Look below and pull out each line with the word "四边形ABCD是平行四边形".

** start of DATASET RECORDS **

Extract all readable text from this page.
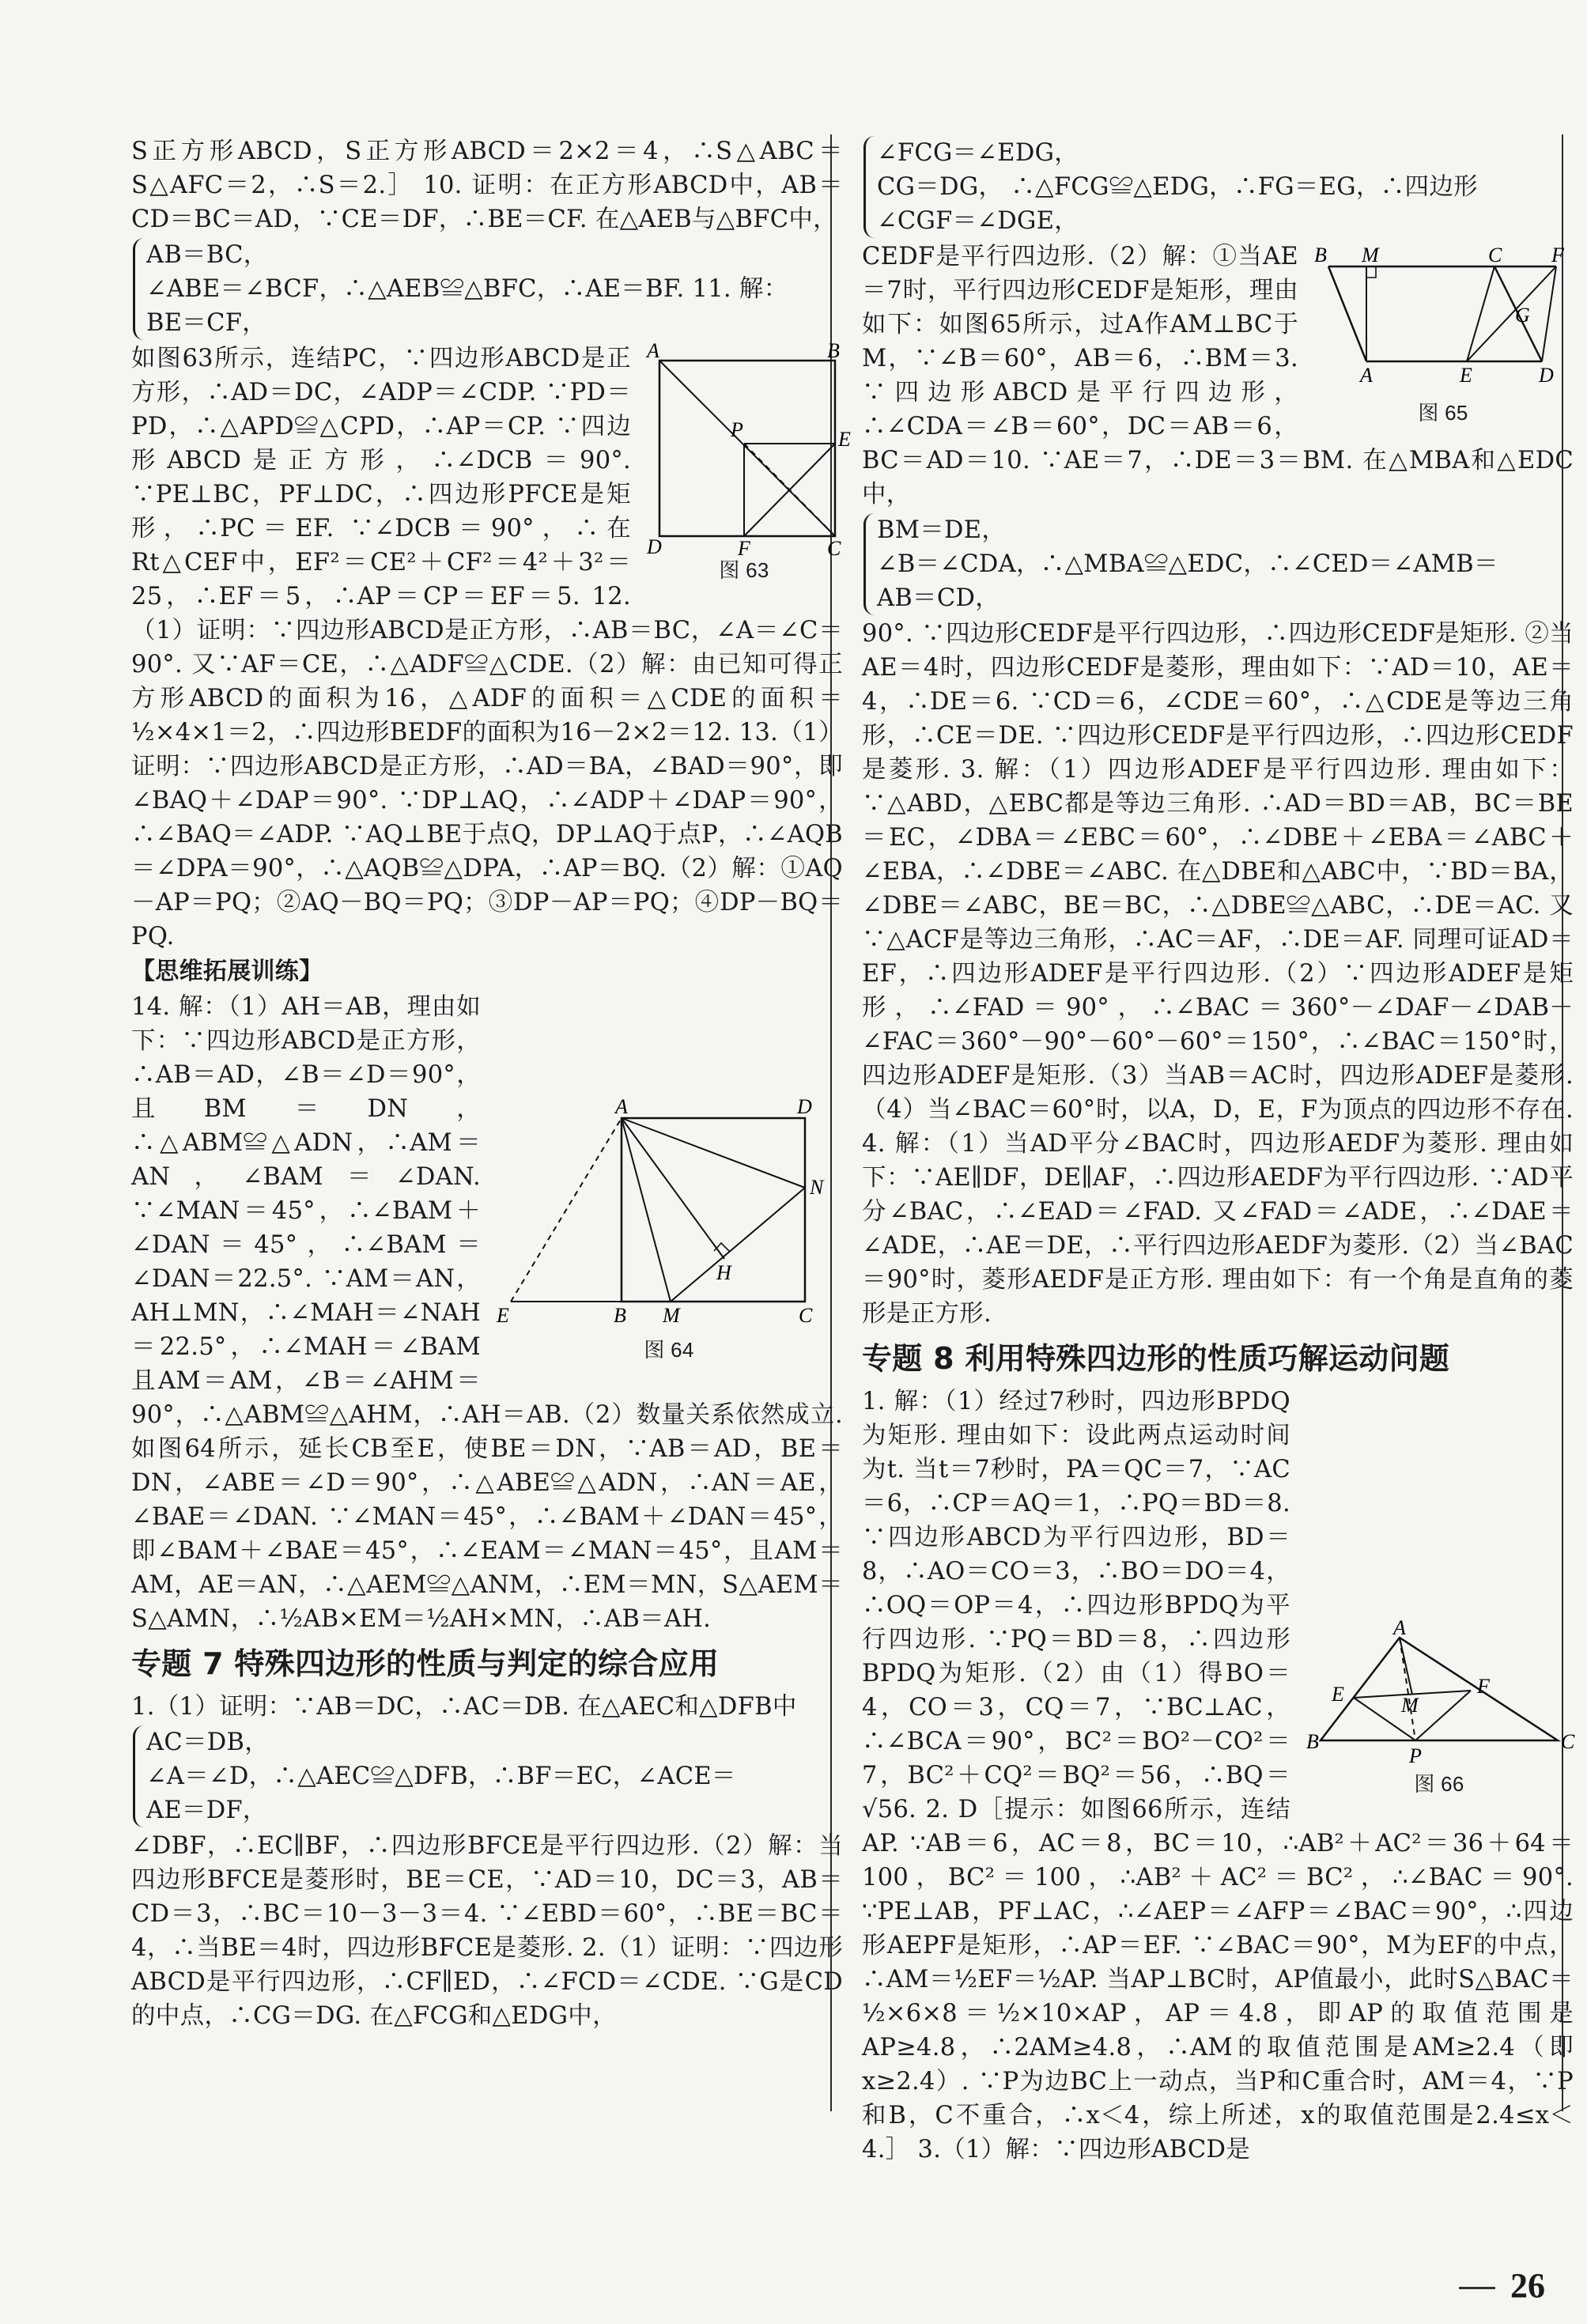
S正方形ABCD，S正方形ABCD＝2×2＝4，∴S△ABC＝S△AFC＝2，∴S＝2.］ 10. 证明：在正方形ABCD中，AB＝CD＝BC＝AD，∵CE＝DF，∴BE＝CF. 在△AEB与△BFC中，
AB＝BC，
∠ABE＝∠BCF，∴△AEB≌△BFC，∴AE＝BF. 11. 解：
BE＝CF，
A	B
D	C
E
F
P
图 63
如图63所示，连结PC，∵四边形ABCD是正方形，∴AD＝DC，∠ADP＝∠CDP. ∵PD＝PD，∴△APD≌△CPD，∴AP＝CP. ∵四边形ABCD是正方形，∴∠DCB＝90°. ∵PE⊥BC，PF⊥DC，∴四边形PFCE是矩形，∴PC＝EF. ∵∠DCB＝90°，∴在Rt△CEF中，EF²＝CE²＋CF²＝4²＋3²＝25，∴EF＝5，∴AP＝CP＝EF＝5. 12.（1）证明：∵四边形ABCD是正方形，∴AB＝BC，∠A＝∠C＝90°. 又∵AF＝CE，∴△ADF≌△CDE.（2）解：由已知可得正方形ABCD的面积为16，△ADF的面积＝△CDE的面积＝½×4×1＝2，∴四边形BEDF的面积为16－2×2＝12. 13.（1）证明：∵四边形ABCD是正方形，∴AD＝BA，∠BAD＝90°，即∠BAQ＋∠DAP＝90°. ∵DP⊥AQ，∴∠ADP＋∠DAP＝90°，∴∠BAQ＝∠ADP. ∵AQ⊥BE于点Q，DP⊥AQ于点P，∴∠AQB＝∠DPA＝90°，∴△AQB≌△DPA，∴AP＝BQ.（2）解：①AQ－AP＝PQ；②AQ－BQ＝PQ；③DP－AP＝PQ；④DP－BQ＝PQ.
【思维拓展训练】
A	D
N
E	B M	C
H
图 64
14. 解：（1）AH＝AB，理由如下：∵四边形ABCD是正方形，∴AB＝AD，∠B＝∠D＝90°，且BM＝DN，∴△ABM≌△ADN，∴AM＝AN，∠BAM＝∠DAN. ∵∠MAN＝45°，∴∠BAM＋∠DAN＝45°，∴∠BAM＝∠DAN＝22.5°. ∵AM＝AN，AH⊥MN，∴∠MAH＝∠NAH＝22.5°，∴∠MAH＝∠BAM且AM＝AM，∠B＝∠AHM＝90°，∴△ABM≌△AHM，∴AH＝AB.（2）数量关系依然成立. 如图64所示，延长CB至E，使BE＝DN，∵AB＝AD，BE＝DN，∠ABE＝∠D＝90°，∴△ABE≌△ADN，∴AN＝AE，∠BAE＝∠DAN. ∵∠MAN＝45°，∴∠BAM＋∠DAN＝45°，即∠BAM＋∠BAE＝45°，∴∠EAM＝∠MAN＝45°，且AM＝AM，AE＝AN，∴△AEM≌△ANM，∴EM＝MN，S△AEM＝S△AMN，∴½AB×EM＝½AH×MN，∴AB＝AH.
专题 7 特殊四边形的性质与判定的综合应用
1.（1）证明：∵AB＝DC，∴AC＝DB. 在△AEC和△DFB中
AC＝DB，
∠A＝∠D，∴△AEC≌△DFB，∴BF＝EC，∠ACE＝
AE＝DF，
∠DBF，∴EC∥BF，∴四边形BFCE是平行四边形.（2）解：当四边形BFCE是菱形时，BE＝CE，∵AD＝10，DC＝3，AB＝CD＝3，∴BC＝10－3－3＝4. ∵∠EBD＝60°，∴BE＝BC＝4，∴当BE＝4时，四边形BFCE是菱形. 2.（1）证明：∵四边形ABCD是平行四边形，∴CF∥ED，∴∠FCD＝∠CDE. ∵G是CD的中点，∴CG＝DG. 在△FCG和△EDG中，
∠FCG＝∠EDG，
CG＝DG， ∴△FCG≌△EDG，∴FG＝EG，∴四边形
∠CGF＝∠DGE，
B M	C F
A	E	D
G
图 65
CEDF是平行四边形.（2）解：①当AE＝7时，平行四边形CEDF是矩形，理由如下：如图65所示，过A作AM⊥BC于M，∵∠B＝60°，AB＝6，∴BM＝3. ∵四边形ABCD是平行四边形，∴∠CDA＝∠B＝60°，DC＝AB＝6，BC＝AD＝10. ∵AE＝7，∴DE＝3＝BM. 在△MBA和△EDC中，
BM＝DE，
∠B＝∠CDA，∴△MBA≌△EDC，∴∠CED＝∠AMB＝
AB＝CD，
90°. ∵四边形CEDF是平行四边形，∴四边形CEDF是矩形. ②当AE＝4时，四边形CEDF是菱形，理由如下：∵AD＝10，AE＝4，∴DE＝6. ∵CD＝6，∠CDE＝60°，∴△CDE是等边三角形，∴CE＝DE. ∵四边形CEDF是平行四边形，∴四边形CEDF是菱形. 3. 解：（1）四边形ADEF是平行四边形. 理由如下：∵△ABD，△EBC都是等边三角形. ∴AD＝BD＝AB，BC＝BE＝EC，∠DBA＝∠EBC＝60°，∴∠DBE＋∠EBA＝∠ABC＋∠EBA，∴∠DBE＝∠ABC. 在△DBE和△ABC中，∵BD＝BA，∠DBE＝∠ABC，BE＝BC，∴△DBE≌△ABC，∴DE＝AC. 又∵△ACF是等边三角形，∴AC＝AF，∴DE＝AF. 同理可证AD＝EF，∴四边形ADEF是平行四边形.（2）∵四边形ADEF是矩形，∴∠FAD＝90°，∴∠BAC＝360°－∠DAF－∠DAB－∠FAC＝360°－90°－60°－60°＝150°，∴∠BAC＝150°时，四边形ADEF是矩形.（3）当AB＝AC时，四边形ADEF是菱形.（4）当∠BAC＝60°时，以A，D，E，F为顶点的四边形不存在. 4. 解：（1）当AD平分∠BAC时，四边形AEDF为菱形. 理由如下：∵AE∥DF，DE∥AF，∴四边形AEDF为平行四边形. ∵AD平分∠BAC，∴∠EAD＝∠FAD. 又∠FAD＝∠ADE，∴∠DAE＝∠ADE，∴AE＝DE，∴平行四边形AEDF为菱形.（2）当∠BAC＝90°时，菱形AEDF是正方形. 理由如下：有一个角是直角的菱形是正方形.
专题 8 利用特殊四边形的性质巧解运动问题
A
B	C
E	F
M
P
图 66
1. 解：（1）经过7秒时，四边形BPDQ为矩形. 理由如下：设此两点运动时间为t. 当t＝7秒时，PA＝QC＝7，∵AC＝6，∴CP＝AQ＝1，∴PQ＝BD＝8. ∵四边形ABCD为平行四边形，BD＝8，∴AO＝CO＝3，∴BO＝DO＝4，∴OQ＝OP＝4，∴四边形BPDQ为平行四边形. ∵PQ＝BD＝8，∴四边形BPDQ为矩形.（2）由（1）得BO＝4，CO＝3，CQ＝7，∵BC⊥AC，∴∠BCA＝90°，BC²＝BO²－CO²＝7，BC²＋CQ²＝BQ²＝56，∴BQ＝√56. 2. D［提示：如图66所示，连结AP. ∵AB＝6，AC＝8，BC＝10，∴AB²＋AC²＝36＋64＝100，BC²＝100，∴AB²＋AC²＝BC²，∴∠BAC＝90°. ∵PE⊥AB，PF⊥AC，∴∠AEP＝∠AFP＝∠BAC＝90°，∴四边形AEPF是矩形，∴AP＝EF. ∵∠BAC＝90°，M为EF的中点，∴AM＝½EF＝½AP. 当AP⊥BC时，AP值最小，此时S△BAC＝½×6×8＝½×10×AP，AP＝4.8，即AP的取值范围是AP≥4.8，∴2AM≥4.8，∴AM的取值范围是AM≥2.4（即x≥2.4）. ∵P为边BC上一动点，当P和C重合时，AM＝4，∵P和B，C不重合，∴x＜4，综上所述，x的取值范围是2.4≤x＜4.］ 3.（1）解：∵四边形ABCD是
26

** end of DATASET RECORDS **

■ **WORKED SOLUTION**:
∠DBF，∴EC∥BF，∴四边形BFCE是平行四边形.（2）解：当四边形BFCE是菱形时，BE＝CE，∵AD＝10，DC＝3，AB＝CD＝3，∴BC＝10－3－3＝4. ∵∠EBD＝60°，∴BE＝BC＝4，∴当BE＝4时，四边形BFCE是菱形. 2.（1）证明：∵四边形ABCD是平行四边形，∴CF∥ED，∴∠FCD＝∠CDE. ∵G是CD的中点，∴CG＝DG. 在△FCG和△EDG中，
CEDF是平行四边形.（2）解：①当AE＝7时，平行四边形CEDF是矩形，理由如下：如图65所示，过A作AM⊥BC于M，∵∠B＝60°，AB＝6，∴BM＝3. ∵四边形ABCD是平行四边形，∴∠CDA＝∠B＝60°，DC＝AB＝6，BC＝AD＝10. ∵AE＝7，∴DE＝3＝BM. 在△MBA和△EDC中，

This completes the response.